» **TASK TO CARRY OUT**: Copy every record word for word.

» **DATASET RECORDS**:
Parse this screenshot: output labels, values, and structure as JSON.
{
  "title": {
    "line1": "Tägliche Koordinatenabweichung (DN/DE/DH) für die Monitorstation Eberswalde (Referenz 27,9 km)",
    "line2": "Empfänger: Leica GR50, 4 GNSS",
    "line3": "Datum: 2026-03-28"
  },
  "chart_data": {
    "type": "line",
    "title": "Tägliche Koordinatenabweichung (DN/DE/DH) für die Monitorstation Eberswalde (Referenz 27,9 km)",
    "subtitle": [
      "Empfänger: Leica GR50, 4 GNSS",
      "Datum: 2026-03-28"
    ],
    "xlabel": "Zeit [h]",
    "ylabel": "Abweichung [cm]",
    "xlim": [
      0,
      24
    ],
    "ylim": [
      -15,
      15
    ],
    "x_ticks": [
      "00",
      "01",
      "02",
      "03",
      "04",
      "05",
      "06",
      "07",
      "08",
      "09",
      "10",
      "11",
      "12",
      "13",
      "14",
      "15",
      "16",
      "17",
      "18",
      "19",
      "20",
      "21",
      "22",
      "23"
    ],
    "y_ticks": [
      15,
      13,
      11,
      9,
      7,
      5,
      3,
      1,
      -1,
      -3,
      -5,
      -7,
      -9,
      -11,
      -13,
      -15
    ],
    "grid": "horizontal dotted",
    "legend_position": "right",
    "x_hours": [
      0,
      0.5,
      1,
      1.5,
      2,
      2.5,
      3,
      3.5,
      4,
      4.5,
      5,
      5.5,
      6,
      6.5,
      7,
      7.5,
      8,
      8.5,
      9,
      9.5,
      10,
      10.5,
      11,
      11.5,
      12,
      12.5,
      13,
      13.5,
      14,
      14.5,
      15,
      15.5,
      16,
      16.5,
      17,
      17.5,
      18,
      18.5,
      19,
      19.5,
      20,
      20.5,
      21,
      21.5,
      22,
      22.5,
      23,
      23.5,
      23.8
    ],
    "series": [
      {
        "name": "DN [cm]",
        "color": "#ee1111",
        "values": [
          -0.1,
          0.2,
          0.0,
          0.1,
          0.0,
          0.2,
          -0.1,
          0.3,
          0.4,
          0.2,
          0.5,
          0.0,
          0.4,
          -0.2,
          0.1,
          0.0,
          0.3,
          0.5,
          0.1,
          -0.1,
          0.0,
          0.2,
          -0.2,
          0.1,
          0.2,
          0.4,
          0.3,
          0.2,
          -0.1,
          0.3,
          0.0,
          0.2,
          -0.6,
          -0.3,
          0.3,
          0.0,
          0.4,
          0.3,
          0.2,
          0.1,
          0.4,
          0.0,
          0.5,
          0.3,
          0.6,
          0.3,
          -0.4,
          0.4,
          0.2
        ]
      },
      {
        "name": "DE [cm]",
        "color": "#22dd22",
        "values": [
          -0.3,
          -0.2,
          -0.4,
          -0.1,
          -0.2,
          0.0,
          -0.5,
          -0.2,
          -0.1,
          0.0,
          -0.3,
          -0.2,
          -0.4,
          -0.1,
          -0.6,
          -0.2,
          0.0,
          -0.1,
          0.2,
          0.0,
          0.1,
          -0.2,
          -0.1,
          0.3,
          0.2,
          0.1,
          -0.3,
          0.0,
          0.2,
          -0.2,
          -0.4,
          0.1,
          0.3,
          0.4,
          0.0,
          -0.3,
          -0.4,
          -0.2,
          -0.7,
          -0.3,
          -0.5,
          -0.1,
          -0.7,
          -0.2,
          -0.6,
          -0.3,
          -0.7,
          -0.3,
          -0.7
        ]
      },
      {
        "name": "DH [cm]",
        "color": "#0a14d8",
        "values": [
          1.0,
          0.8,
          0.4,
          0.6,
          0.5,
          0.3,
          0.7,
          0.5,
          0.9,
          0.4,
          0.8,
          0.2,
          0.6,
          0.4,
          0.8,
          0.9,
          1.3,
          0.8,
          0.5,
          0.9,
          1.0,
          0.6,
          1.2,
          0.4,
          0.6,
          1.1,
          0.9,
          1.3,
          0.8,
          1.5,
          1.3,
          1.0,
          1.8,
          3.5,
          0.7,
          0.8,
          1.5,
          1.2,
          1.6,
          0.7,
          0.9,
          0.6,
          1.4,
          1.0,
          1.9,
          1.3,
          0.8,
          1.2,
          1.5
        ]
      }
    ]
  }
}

» **OUTPUT FOR THIS EXERCISE**:
Parse this screenshot: output labels, values, and structure as JSON.
{
  "title": {
    "line1": "Tägliche Koordinatenabweichung (DN/DE/DH) für die Monitorstation Eberswalde (Referenz 27,9 km)",
    "line2": "Empfänger: Leica GR50, 4 GNSS",
    "line3": "Datum: 2026-03-28"
  },
  "chart_data": {
    "type": "line",
    "title": "Tägliche Koordinatenabweichung (DN/DE/DH) für die Monitorstation Eberswalde (Referenz 27,9 km)",
    "subtitle": [
      "Empfänger: Leica GR50, 4 GNSS",
      "Datum: 2026-03-28"
    ],
    "xlabel": "Zeit [h]",
    "ylabel": "Abweichung [cm]",
    "xlim": [
      0,
      24
    ],
    "ylim": [
      -15,
      15
    ],
    "x_ticks": [
      "00",
      "01",
      "02",
      "03",
      "04",
      "05",
      "06",
      "07",
      "08",
      "09",
      "10",
      "11",
      "12",
      "13",
      "14",
      "15",
      "16",
      "17",
      "18",
      "19",
      "20",
      "21",
      "22",
      "23"
    ],
    "y_ticks": [
      15,
      13,
      11,
      9,
      7,
      5,
      3,
      1,
      -1,
      -3,
      -5,
      -7,
      -9,
      -11,
      -13,
      -15
    ],
    "grid": "horizontal dotted",
    "legend_position": "right",
    "x_hours": [
      0,
      0.5,
      1,
      1.5,
      2,
      2.5,
      3,
      3.5,
      4,
      4.5,
      5,
      5.5,
      6,
      6.5,
      7,
      7.5,
      8,
      8.5,
      9,
      9.5,
      10,
      10.5,
      11,
      11.5,
      12,
      12.5,
      13,
      13.5,
      14,
      14.5,
      15,
      15.5,
      16,
      16.5,
      17,
      17.5,
      18,
      18.5,
      19,
      19.5,
      20,
      20.5,
      21,
      21.5,
      22,
      22.5,
      23,
      23.5,
      23.8
    ],
    "series": [
      {
        "name": "DN [cm]",
        "color": "#ee1111",
        "values": [
          -0.1,
          0.2,
          0.0,
          0.1,
          0.0,
          0.2,
          -0.1,
          0.3,
          0.4,
          0.2,
          0.5,
          0.0,
          0.4,
          -0.2,
          0.1,
          0.0,
          0.3,
          0.5,
          0.1,
          -0.1,
          0.0,
          0.2,
          -0.2,
          0.1,
          0.2,
          0.4,
          0.3,
          0.2,
          -0.1,
          0.3,
          0.0,
          0.2,
          -0.6,
          -0.3,
          0.3,
          0.0,
          0.4,
          0.3,
          0.2,
          0.1,
          0.4,
          0.0,
          0.5,
          0.3,
          0.6,
          0.3,
          -0.4,
          0.4,
          0.2
        ]
      },
      {
        "name": "DE [cm]",
        "color": "#22dd22",
        "values": [
          -0.3,
          -0.2,
          -0.4,
          -0.1,
          -0.2,
          0.0,
          -0.5,
          -0.2,
          -0.1,
          0.0,
          -0.3,
          -0.2,
          -0.4,
          -0.1,
          -0.6,
          -0.2,
          0.0,
          -0.1,
          0.2,
          0.0,
          0.1,
          -0.2,
          -0.1,
          0.3,
          0.2,
          0.1,
          -0.3,
          0.0,
          0.2,
          -0.2,
          -0.4,
          0.1,
          0.3,
          0.4,
          0.0,
          -0.3,
          -0.4,
          -0.2,
          -0.7,
          -0.3,
          -0.5,
          -0.1,
          -0.7,
          -0.2,
          -0.6,
          -0.3,
          -0.7,
          -0.3,
          -0.7
        ]
      },
      {
        "name": "DH [cm]",
        "color": "#0a14d8",
        "values": [
          1.0,
          0.8,
          0.4,
          0.6,
          0.5,
          0.3,
          0.7,
          0.5,
          0.9,
          0.4,
          0.8,
          0.2,
          0.6,
          0.4,
          0.8,
          0.9,
          1.3,
          0.8,
          0.5,
          0.9,
          1.0,
          0.6,
          1.2,
          0.4,
          0.6,
          1.1,
          0.9,
          1.3,
          0.8,
          1.5,
          1.3,
          1.0,
          1.8,
          3.5,
          0.7,
          0.8,
          1.5,
          1.2,
          1.6,
          0.7,
          0.9,
          0.6,
          1.4,
          1.0,
          1.9,
          1.3,
          0.8,
          1.2,
          1.5
        ]
      }
    ]
  }
}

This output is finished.